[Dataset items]

========================================

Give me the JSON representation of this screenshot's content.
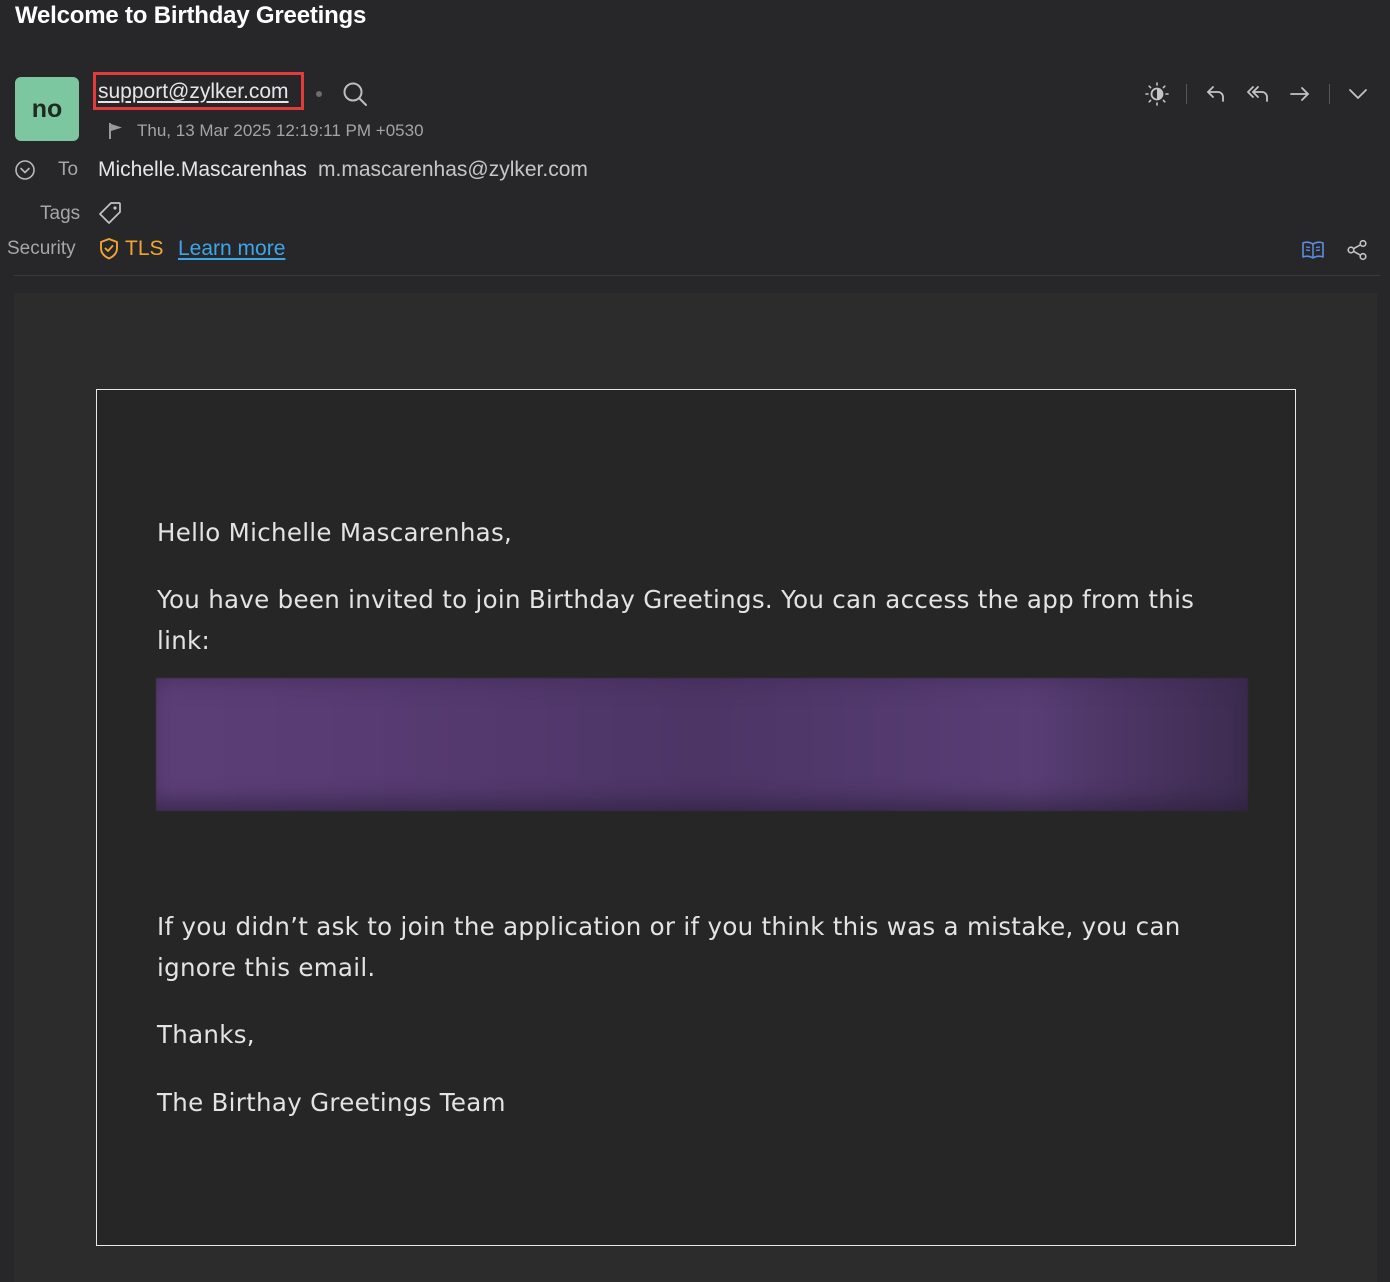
{
  "email": {
    "subject": "Welcome to Birthday Greetings",
    "avatar_initials": "no",
    "sender": "support@zylker.com",
    "date": "Thu, 13 Mar 2025 12:19:11 PM +0530",
    "to_label": "To",
    "to_name": "Michelle.Mascarenhas",
    "to_email": "m.mascarenhas@zylker.com",
    "tags_label": "Tags",
    "security_label": "Security",
    "security_value": "TLS",
    "learn_more": "Learn more"
  },
  "toolbar": {
    "icons": [
      "theme-toggle-icon",
      "reply-icon",
      "reply-all-icon",
      "forward-icon",
      "more-dropdown-icon"
    ]
  },
  "body": {
    "greeting": "Hello Michelle Mascarenhas,",
    "paragraph1": "You have been invited to join Birthday Greetings. You can access the app from this link:",
    "paragraph2": "If you didn’t ask to join the application or if you think this was a mistake, you can ignore this email.",
    "closing": "Thanks,",
    "signature": "The Birthay Greetings Team"
  },
  "colors": {
    "background": "#27272a",
    "avatar": "#7cc7a0",
    "tls": "#f0a533",
    "link": "#3ba6e8",
    "highlight_box": "#e23b3b"
  }
}
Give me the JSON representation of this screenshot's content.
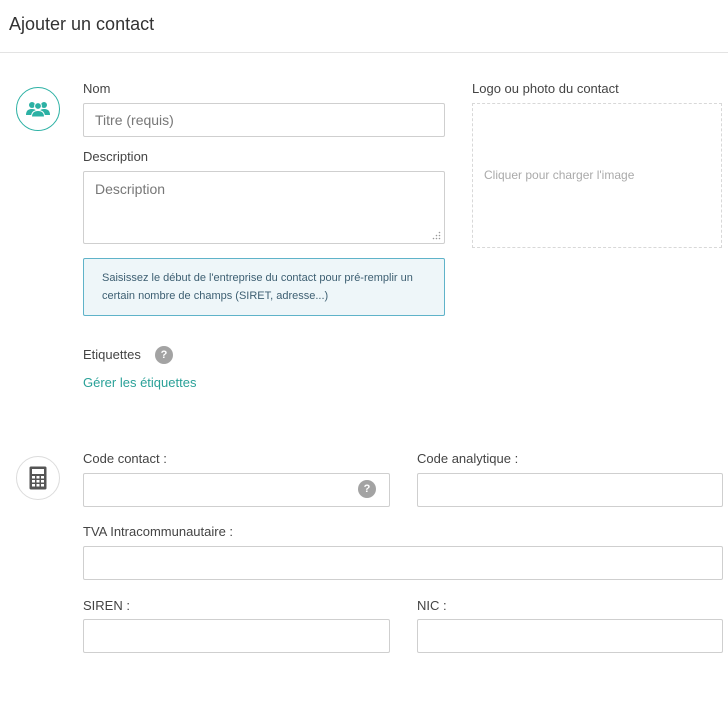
{
  "header": {
    "title": "Ajouter un contact"
  },
  "form": {
    "nom_label": "Nom",
    "nom_placeholder": "Titre (requis)",
    "description_label": "Description",
    "description_placeholder": "Description",
    "info_text": "Saisissez le début de l'entreprise du contact pour pré-remplir un certain nombre de champs (SIRET, adresse...)",
    "logo_label": "Logo ou photo du contact",
    "upload_hint": "Cliquer pour charger l'image",
    "etiquettes_label": "Etiquettes",
    "help_glyph": "?",
    "manage_tags_link": "Gérer les étiquettes"
  },
  "identifiers": {
    "code_contact_label": "Code contact :",
    "code_analytique_label": "Code analytique :",
    "tva_label": "TVA Intracommunautaire :",
    "siren_label": "SIREN :",
    "nic_label": "NIC :"
  },
  "icons": {
    "section_contact": "users-group-icon",
    "section_identifiers": "calculator-icon"
  },
  "colors": {
    "accent": "#2cb1a4",
    "info_border": "#5fb3c9",
    "info_background": "#eef6f9"
  }
}
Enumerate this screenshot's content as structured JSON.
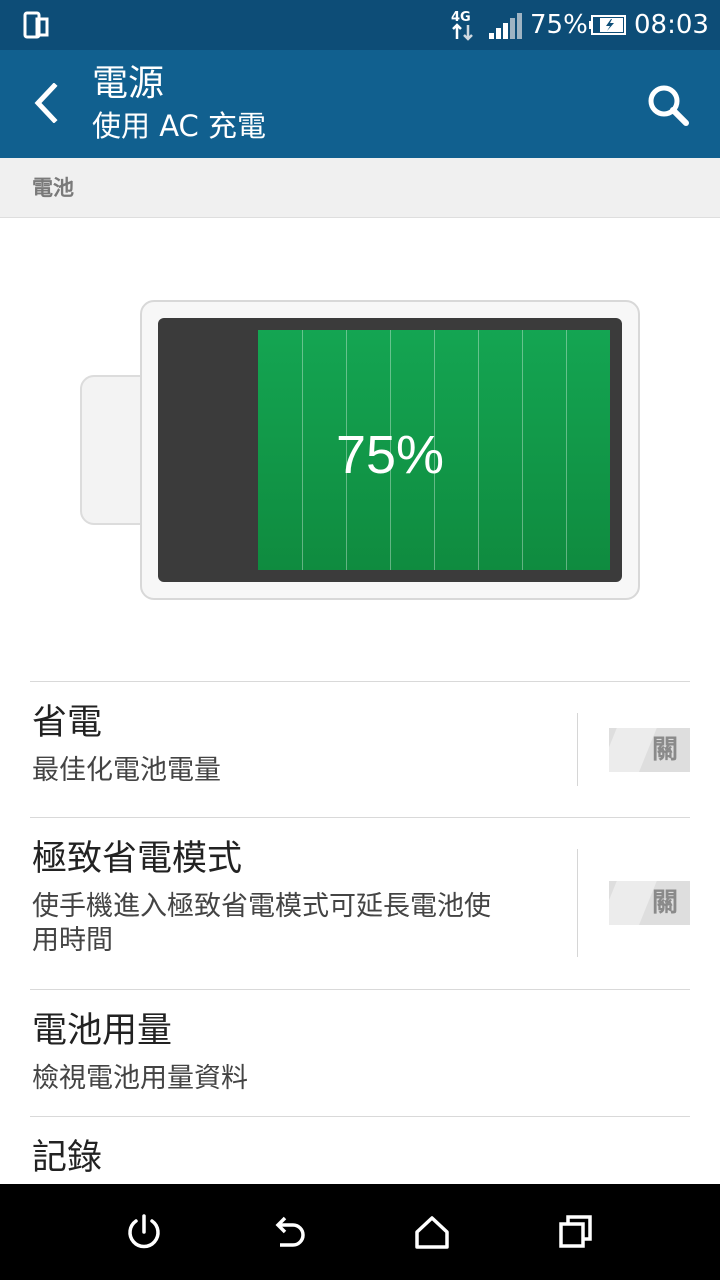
{
  "status_bar": {
    "network_type": "4G",
    "battery_percent": "75%",
    "time": "08:03",
    "icons": [
      "phone-mode-icon",
      "network-4g-icon",
      "signal-icon",
      "battery-charging-icon"
    ]
  },
  "app_bar": {
    "title": "電源",
    "subtitle": "使用 AC 充電",
    "icons": [
      "back-icon",
      "search-icon"
    ]
  },
  "section": {
    "header": "電池"
  },
  "battery_graphic": {
    "level": 0.75,
    "label": "75%",
    "fill_color": "#13a04f"
  },
  "settings": [
    {
      "title": "省電",
      "subtitle": "最佳化電池電量",
      "toggle": "關"
    },
    {
      "title": "極致省電模式",
      "subtitle_line1": "使手機進入極致省電模式可延長電池使",
      "subtitle_line2": "用時間",
      "toggle": "關"
    },
    {
      "title": "電池用量",
      "subtitle": "檢視電池用量資料"
    },
    {
      "title": "記錄"
    }
  ],
  "nav_bar": {
    "icons": [
      "power-icon",
      "back-arrow-icon",
      "home-icon",
      "recents-icon"
    ]
  },
  "colors": {
    "status_bar": "#0d4d77",
    "app_bar": "#11608f",
    "section_header_bg": "#f0f0f0",
    "battery_green": "#13a04f"
  }
}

========================================

» What needs to be done
Go through the listing above and quote it exactly, apart from its images.

» Written solution
Give me the JSON representation of this screenshot's content.
{
  "email": {
    "subject": "Welcome to Birthday Greetings",
    "avatar_initials": "no",
    "sender": "support@zylker.com",
    "date": "Thu, 13 Mar 2025 12:19:11 PM +0530",
    "to_label": "To",
    "to_name": "Michelle.Mascarenhas",
    "to_email": "m.mascarenhas@zylker.com",
    "tags_label": "Tags",
    "security_label": "Security",
    "security_value": "TLS",
    "learn_more": "Learn more"
  },
  "toolbar": {
    "icons": [
      "theme-toggle-icon",
      "reply-icon",
      "reply-all-icon",
      "forward-icon",
      "more-dropdown-icon"
    ]
  },
  "body": {
    "greeting": "Hello Michelle Mascarenhas,",
    "paragraph1": "You have been invited to join Birthday Greetings. You can access the app from this link:",
    "paragraph2": "If you didn’t ask to join the application or if you think this was a mistake, you can ignore this email.",
    "closing": "Thanks,",
    "signature": "The Birthay Greetings Team"
  },
  "colors": {
    "background": "#27272a",
    "avatar": "#7cc7a0",
    "tls": "#f0a533",
    "link": "#3ba6e8",
    "highlight_box": "#e23b3b"
  }
}
Give me the JSON representation of this screenshot's content.
{
  "header": {
    "title": "Ajouter un contact"
  },
  "form": {
    "nom_label": "Nom",
    "nom_placeholder": "Titre (requis)",
    "description_label": "Description",
    "description_placeholder": "Description",
    "info_text": "Saisissez le début de l'entreprise du contact pour pré-remplir un certain nombre de champs (SIRET, adresse...)",
    "logo_label": "Logo ou photo du contact",
    "upload_hint": "Cliquer pour charger l'image",
    "etiquettes_label": "Etiquettes",
    "help_glyph": "?",
    "manage_tags_link": "Gérer les étiquettes"
  },
  "identifiers": {
    "code_contact_label": "Code contact :",
    "code_analytique_label": "Code analytique :",
    "tva_label": "TVA Intracommunautaire :",
    "siren_label": "SIREN :",
    "nic_label": "NIC :"
  },
  "icons": {
    "section_contact": "users-group-icon",
    "section_identifiers": "calculator-icon"
  },
  "colors": {
    "accent": "#2cb1a4",
    "info_border": "#5fb3c9",
    "info_background": "#eef6f9"
  }
}
Enumerate this screenshot's content as structured JSON.
{
  "status_bar": {
    "network_type": "4G",
    "battery_percent": "75%",
    "time": "08:03",
    "icons": [
      "phone-mode-icon",
      "network-4g-icon",
      "signal-icon",
      "battery-charging-icon"
    ]
  },
  "app_bar": {
    "title": "電源",
    "subtitle": "使用 AC 充電",
    "icons": [
      "back-icon",
      "search-icon"
    ]
  },
  "section": {
    "header": "電池"
  },
  "battery_graphic": {
    "level": 0.75,
    "label": "75%",
    "fill_color": "#13a04f"
  },
  "settings": [
    {
      "title": "省電",
      "subtitle": "最佳化電池電量",
      "toggle": "關"
    },
    {
      "title": "極致省電模式",
      "subtitle_line1": "使手機進入極致省電模式可延長電池使",
      "subtitle_line2": "用時間",
      "toggle": "關"
    },
    {
      "title": "電池用量",
      "subtitle": "檢視電池用量資料"
    },
    {
      "title": "記錄"
    }
  ],
  "nav_bar": {
    "icons": [
      "power-icon",
      "back-arrow-icon",
      "home-icon",
      "recents-icon"
    ]
  },
  "colors": {
    "status_bar": "#0d4d77",
    "app_bar": "#11608f",
    "section_header_bg": "#f0f0f0",
    "battery_green": "#13a04f"
  }
}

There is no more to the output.